--- begin ---

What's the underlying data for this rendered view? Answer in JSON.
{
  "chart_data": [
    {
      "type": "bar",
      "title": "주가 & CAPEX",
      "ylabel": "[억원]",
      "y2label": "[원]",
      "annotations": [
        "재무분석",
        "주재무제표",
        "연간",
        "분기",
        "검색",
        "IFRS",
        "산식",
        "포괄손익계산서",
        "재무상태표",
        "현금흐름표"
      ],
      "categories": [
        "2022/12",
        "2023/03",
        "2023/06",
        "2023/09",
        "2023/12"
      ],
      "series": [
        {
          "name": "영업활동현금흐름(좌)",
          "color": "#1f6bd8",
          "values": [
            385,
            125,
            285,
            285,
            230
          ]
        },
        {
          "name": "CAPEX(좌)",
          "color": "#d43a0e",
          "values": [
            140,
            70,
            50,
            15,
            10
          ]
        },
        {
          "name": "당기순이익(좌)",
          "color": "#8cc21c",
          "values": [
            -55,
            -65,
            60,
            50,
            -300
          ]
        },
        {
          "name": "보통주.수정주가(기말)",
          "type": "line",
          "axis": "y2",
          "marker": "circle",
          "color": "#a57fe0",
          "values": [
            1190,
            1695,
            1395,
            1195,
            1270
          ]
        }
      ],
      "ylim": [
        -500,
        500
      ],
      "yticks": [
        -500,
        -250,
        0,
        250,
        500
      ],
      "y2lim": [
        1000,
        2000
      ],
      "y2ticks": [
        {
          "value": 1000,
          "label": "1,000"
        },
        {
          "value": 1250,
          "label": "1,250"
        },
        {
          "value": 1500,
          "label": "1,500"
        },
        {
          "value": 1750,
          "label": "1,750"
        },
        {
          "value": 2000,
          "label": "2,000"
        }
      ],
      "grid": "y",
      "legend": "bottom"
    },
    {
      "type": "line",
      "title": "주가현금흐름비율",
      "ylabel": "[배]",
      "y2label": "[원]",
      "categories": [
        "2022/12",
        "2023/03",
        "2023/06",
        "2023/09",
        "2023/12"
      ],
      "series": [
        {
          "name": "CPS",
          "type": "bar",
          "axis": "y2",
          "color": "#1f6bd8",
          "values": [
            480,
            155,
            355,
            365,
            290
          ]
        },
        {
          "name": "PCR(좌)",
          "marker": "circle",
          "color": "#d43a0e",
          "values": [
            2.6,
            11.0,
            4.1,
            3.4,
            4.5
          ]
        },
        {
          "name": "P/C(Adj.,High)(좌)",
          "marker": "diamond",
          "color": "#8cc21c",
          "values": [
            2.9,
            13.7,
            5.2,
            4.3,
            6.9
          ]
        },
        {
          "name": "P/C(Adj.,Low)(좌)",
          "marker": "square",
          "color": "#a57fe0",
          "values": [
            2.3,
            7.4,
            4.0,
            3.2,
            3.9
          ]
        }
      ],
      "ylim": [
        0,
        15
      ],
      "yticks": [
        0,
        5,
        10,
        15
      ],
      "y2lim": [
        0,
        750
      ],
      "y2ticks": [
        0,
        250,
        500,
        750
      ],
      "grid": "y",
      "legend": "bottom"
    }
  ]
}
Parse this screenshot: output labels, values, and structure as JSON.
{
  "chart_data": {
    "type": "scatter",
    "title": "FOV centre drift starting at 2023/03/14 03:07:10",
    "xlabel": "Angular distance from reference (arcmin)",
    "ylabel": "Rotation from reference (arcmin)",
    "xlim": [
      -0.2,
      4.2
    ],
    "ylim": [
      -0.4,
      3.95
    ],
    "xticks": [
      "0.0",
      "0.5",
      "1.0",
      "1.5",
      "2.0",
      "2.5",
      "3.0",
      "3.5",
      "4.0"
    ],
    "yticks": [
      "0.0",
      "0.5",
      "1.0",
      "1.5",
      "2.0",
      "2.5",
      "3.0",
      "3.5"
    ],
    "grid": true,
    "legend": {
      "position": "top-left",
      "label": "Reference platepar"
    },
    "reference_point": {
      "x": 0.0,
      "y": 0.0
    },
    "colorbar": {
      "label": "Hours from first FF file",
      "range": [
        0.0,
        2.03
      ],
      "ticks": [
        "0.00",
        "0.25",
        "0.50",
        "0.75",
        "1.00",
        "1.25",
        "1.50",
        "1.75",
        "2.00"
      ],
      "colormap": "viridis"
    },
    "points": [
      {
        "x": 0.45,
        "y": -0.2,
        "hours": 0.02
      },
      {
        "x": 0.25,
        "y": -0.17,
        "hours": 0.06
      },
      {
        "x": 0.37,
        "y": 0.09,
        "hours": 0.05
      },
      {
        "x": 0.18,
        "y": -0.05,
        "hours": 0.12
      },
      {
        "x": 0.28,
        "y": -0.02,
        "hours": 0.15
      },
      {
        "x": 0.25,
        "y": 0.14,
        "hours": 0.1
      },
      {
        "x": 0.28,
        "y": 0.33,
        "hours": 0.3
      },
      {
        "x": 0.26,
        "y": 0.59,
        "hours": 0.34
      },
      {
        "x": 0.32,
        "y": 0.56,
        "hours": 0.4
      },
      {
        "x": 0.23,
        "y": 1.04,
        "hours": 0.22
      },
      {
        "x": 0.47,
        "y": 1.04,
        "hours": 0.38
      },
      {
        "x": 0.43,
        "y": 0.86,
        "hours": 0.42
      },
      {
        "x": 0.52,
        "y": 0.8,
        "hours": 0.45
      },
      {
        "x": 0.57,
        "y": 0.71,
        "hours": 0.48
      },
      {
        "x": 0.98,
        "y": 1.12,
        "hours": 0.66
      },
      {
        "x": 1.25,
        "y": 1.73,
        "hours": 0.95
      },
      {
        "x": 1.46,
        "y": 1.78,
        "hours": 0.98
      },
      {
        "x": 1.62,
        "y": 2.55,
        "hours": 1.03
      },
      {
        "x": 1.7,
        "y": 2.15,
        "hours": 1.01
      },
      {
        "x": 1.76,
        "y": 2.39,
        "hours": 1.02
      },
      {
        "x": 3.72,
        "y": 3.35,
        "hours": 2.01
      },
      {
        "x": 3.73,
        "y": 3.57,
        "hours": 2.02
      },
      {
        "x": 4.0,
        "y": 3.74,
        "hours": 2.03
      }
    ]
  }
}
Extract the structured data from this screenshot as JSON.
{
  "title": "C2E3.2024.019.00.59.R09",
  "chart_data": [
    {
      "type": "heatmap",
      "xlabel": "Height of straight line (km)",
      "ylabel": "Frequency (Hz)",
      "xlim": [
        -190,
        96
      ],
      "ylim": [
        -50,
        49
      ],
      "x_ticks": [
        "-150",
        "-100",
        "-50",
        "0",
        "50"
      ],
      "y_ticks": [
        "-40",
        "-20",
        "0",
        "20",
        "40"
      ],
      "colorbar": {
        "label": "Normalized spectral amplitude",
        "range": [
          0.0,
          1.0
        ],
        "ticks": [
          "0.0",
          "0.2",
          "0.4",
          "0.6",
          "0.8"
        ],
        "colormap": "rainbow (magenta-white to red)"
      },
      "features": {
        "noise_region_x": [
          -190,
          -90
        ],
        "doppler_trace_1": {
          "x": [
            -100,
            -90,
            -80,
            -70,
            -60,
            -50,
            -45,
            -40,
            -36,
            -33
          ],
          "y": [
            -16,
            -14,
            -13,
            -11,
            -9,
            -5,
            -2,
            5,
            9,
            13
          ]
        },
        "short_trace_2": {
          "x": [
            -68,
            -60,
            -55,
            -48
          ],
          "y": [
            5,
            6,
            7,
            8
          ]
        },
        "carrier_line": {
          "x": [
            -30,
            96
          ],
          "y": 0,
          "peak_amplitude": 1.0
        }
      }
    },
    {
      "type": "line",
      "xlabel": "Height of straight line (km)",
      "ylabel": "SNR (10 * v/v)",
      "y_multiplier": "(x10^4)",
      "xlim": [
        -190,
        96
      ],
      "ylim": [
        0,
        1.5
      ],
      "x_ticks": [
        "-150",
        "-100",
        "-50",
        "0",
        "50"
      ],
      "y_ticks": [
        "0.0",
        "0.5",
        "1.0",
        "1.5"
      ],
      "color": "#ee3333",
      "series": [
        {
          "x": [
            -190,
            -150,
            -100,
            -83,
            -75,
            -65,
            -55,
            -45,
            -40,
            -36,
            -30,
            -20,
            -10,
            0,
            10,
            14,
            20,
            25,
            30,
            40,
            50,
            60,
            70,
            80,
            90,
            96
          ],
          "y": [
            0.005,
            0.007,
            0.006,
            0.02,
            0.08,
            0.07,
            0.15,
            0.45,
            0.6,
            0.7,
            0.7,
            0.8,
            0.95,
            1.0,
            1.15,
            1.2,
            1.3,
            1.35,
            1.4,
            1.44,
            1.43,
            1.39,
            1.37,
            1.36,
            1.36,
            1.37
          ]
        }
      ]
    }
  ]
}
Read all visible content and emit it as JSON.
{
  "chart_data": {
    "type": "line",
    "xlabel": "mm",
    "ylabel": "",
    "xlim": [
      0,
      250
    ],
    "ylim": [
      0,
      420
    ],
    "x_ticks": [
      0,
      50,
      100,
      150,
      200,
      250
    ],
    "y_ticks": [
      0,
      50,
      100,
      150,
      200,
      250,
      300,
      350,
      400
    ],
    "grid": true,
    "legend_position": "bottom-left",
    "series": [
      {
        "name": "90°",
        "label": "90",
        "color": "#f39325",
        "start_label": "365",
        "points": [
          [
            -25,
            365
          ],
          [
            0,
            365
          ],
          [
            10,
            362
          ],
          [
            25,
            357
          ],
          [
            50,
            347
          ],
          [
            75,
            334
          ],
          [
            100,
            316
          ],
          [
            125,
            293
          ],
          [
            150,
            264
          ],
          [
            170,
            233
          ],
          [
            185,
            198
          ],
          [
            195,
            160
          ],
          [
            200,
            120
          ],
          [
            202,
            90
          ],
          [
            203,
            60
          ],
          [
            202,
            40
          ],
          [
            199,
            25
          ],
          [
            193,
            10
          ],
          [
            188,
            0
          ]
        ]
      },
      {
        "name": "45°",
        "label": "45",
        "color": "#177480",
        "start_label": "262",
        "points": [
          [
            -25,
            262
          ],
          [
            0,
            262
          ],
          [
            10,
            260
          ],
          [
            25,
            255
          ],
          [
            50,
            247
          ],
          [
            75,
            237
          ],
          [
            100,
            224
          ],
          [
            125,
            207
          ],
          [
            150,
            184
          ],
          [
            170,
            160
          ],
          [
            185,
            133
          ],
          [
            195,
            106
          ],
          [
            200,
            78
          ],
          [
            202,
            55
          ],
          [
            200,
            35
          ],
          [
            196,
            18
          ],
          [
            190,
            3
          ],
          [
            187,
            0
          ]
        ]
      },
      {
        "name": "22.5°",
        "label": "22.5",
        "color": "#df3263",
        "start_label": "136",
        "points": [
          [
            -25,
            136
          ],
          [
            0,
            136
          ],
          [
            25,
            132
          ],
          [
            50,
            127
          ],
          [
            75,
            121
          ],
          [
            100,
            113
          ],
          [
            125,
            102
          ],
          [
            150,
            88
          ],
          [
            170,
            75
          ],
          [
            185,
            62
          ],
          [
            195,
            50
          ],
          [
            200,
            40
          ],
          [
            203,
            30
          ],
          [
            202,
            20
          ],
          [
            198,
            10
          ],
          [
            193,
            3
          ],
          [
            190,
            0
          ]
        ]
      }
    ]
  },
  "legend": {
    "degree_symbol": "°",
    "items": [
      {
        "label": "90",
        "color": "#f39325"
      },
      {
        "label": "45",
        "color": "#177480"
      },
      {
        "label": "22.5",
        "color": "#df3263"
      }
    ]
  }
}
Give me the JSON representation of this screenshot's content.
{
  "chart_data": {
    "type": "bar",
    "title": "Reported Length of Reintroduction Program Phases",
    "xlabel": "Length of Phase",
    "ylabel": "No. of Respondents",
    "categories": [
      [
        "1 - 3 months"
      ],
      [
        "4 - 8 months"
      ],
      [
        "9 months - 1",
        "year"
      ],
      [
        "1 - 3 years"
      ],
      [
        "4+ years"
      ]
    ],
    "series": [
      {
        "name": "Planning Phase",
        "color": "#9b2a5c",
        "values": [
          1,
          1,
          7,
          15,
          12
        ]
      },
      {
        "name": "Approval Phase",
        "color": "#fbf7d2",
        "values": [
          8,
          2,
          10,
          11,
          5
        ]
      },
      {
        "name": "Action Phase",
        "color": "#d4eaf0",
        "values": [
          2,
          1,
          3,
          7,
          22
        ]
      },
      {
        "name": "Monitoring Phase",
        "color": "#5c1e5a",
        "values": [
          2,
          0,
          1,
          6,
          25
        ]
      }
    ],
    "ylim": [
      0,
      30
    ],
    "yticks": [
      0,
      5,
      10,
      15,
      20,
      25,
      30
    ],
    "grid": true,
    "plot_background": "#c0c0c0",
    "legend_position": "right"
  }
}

--- end ---

Exercise task:
Isolate the lines above that contain the word "ylabel" and copy them.

Full answer:
      "ylabel": "[억원]",
      "ylabel": "[배]",
    "ylabel": "Rotation from reference (arcmin)",
      "ylabel": "Frequency (Hz)",
      "ylabel": "SNR (10 * v/v)",
    "ylabel": "",
    "ylabel": "No. of Respondents",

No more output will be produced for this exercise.